> WRITTEN REQUEST: Where a line holds the word "texture", copy that line.

===== ITEMS

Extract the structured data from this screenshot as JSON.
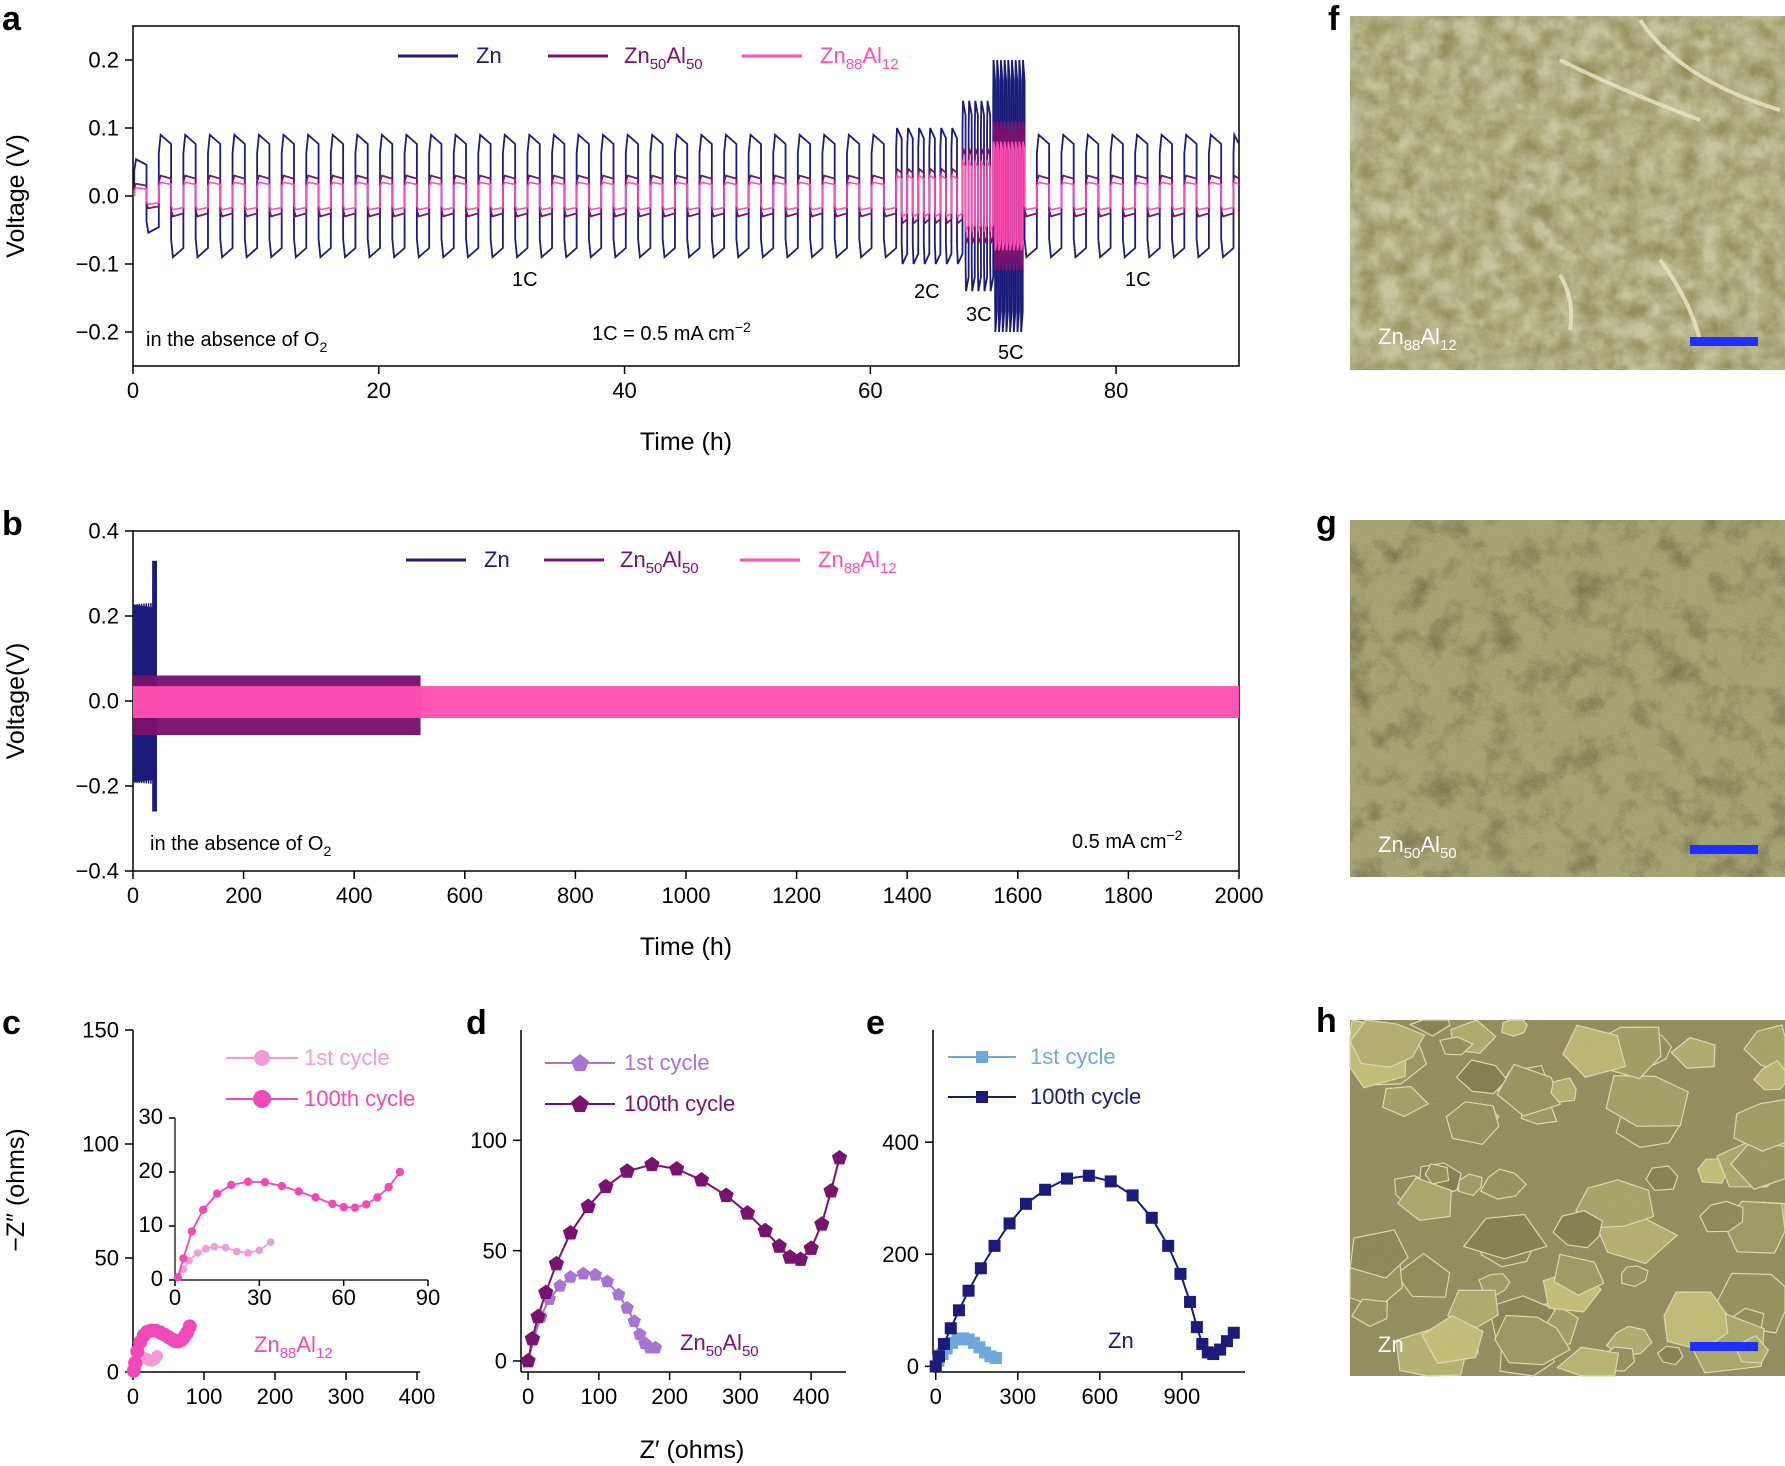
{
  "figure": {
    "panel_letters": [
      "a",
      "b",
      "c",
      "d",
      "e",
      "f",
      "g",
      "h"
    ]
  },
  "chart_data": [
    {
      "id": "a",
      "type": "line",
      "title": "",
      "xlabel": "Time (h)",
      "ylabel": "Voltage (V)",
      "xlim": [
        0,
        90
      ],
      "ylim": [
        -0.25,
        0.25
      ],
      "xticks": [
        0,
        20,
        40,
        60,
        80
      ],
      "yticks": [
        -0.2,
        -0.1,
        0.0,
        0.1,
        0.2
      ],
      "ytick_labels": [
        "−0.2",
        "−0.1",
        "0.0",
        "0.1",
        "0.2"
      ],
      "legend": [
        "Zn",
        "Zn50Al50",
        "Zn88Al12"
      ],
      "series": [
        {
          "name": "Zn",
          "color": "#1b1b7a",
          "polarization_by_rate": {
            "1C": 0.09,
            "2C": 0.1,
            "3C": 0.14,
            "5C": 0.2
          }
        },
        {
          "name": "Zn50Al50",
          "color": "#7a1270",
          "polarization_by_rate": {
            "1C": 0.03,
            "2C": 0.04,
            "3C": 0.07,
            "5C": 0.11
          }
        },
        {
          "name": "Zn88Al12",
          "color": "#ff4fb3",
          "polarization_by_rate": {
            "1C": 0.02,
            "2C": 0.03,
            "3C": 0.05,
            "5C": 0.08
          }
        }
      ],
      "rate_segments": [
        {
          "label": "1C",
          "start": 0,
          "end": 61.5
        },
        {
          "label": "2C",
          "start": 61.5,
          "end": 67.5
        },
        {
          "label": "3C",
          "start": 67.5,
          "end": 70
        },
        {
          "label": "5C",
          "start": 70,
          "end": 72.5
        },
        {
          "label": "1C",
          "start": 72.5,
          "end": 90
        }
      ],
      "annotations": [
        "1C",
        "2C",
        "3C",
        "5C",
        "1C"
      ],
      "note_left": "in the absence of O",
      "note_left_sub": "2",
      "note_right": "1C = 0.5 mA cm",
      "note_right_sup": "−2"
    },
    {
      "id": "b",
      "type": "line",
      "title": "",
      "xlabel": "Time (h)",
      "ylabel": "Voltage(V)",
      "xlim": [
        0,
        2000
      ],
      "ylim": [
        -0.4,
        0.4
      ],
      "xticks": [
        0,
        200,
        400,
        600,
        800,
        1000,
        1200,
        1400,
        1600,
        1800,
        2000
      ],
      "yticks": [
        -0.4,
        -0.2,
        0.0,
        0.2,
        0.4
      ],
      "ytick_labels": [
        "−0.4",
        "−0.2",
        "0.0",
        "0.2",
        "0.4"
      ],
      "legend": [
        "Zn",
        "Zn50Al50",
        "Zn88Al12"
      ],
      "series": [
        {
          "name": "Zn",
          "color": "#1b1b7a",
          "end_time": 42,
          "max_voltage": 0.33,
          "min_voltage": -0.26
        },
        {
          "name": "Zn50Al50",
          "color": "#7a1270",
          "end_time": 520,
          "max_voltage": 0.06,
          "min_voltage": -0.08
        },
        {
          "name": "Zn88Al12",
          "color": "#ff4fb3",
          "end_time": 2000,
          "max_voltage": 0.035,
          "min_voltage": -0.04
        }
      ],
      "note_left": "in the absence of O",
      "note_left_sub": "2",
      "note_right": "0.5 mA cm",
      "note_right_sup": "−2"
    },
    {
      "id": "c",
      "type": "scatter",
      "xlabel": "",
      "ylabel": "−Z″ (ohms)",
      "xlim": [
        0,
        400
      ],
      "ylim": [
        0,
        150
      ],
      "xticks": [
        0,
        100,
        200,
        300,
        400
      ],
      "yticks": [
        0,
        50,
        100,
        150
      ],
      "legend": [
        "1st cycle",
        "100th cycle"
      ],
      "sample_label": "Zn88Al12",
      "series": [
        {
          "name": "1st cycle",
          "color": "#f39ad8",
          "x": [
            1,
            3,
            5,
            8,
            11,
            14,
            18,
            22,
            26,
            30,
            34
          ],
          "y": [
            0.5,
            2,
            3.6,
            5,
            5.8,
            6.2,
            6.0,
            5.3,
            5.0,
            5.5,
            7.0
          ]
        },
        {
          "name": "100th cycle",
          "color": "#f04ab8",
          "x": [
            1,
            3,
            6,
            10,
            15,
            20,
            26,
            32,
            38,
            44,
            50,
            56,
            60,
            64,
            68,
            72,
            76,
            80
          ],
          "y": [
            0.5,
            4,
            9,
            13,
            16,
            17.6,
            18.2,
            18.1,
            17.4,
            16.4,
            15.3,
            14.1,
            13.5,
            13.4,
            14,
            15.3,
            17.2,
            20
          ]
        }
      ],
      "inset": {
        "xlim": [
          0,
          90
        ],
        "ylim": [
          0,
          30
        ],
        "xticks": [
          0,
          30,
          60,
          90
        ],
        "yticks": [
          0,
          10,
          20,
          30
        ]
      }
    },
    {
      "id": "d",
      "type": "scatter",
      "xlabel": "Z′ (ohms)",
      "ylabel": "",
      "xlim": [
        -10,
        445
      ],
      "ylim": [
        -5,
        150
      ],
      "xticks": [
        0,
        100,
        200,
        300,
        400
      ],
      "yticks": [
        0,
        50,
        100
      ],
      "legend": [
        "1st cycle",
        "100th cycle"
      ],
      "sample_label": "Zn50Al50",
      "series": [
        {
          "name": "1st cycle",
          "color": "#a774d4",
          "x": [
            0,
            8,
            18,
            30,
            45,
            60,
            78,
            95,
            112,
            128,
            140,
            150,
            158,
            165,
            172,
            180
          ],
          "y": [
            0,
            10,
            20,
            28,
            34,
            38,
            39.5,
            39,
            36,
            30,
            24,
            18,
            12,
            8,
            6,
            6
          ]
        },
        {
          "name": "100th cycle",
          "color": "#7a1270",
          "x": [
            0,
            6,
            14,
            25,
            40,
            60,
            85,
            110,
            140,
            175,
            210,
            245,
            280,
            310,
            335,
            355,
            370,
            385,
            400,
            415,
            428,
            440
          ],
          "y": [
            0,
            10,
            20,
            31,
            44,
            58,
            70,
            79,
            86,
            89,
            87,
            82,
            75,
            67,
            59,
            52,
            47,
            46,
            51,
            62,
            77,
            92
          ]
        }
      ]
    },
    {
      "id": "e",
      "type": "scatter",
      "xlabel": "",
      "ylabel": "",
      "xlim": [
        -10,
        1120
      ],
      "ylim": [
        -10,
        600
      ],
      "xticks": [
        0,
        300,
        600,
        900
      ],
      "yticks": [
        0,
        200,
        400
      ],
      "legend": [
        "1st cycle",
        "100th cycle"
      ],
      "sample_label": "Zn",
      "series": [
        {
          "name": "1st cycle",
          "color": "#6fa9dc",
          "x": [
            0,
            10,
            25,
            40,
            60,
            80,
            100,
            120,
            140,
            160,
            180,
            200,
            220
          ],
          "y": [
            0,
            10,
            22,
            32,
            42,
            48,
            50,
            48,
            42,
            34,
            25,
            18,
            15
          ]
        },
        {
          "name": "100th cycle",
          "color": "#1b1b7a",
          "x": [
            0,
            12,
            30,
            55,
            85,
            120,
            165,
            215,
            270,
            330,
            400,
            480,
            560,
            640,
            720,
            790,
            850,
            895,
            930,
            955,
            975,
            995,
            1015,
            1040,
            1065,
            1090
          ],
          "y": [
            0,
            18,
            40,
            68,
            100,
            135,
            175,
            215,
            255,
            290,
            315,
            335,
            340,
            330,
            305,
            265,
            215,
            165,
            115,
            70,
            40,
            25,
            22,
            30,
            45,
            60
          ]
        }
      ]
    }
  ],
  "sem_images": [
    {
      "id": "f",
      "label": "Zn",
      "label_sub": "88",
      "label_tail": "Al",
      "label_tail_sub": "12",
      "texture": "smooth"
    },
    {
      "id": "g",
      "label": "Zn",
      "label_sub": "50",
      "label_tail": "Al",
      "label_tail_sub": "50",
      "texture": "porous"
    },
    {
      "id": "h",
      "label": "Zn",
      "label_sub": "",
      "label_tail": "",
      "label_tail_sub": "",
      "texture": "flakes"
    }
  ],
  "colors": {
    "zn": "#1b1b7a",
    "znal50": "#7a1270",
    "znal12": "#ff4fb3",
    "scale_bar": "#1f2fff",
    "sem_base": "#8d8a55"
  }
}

==========

> SOLUTION:
      "texture": "smooth"
      "texture": "porous"
      "texture": "flakes"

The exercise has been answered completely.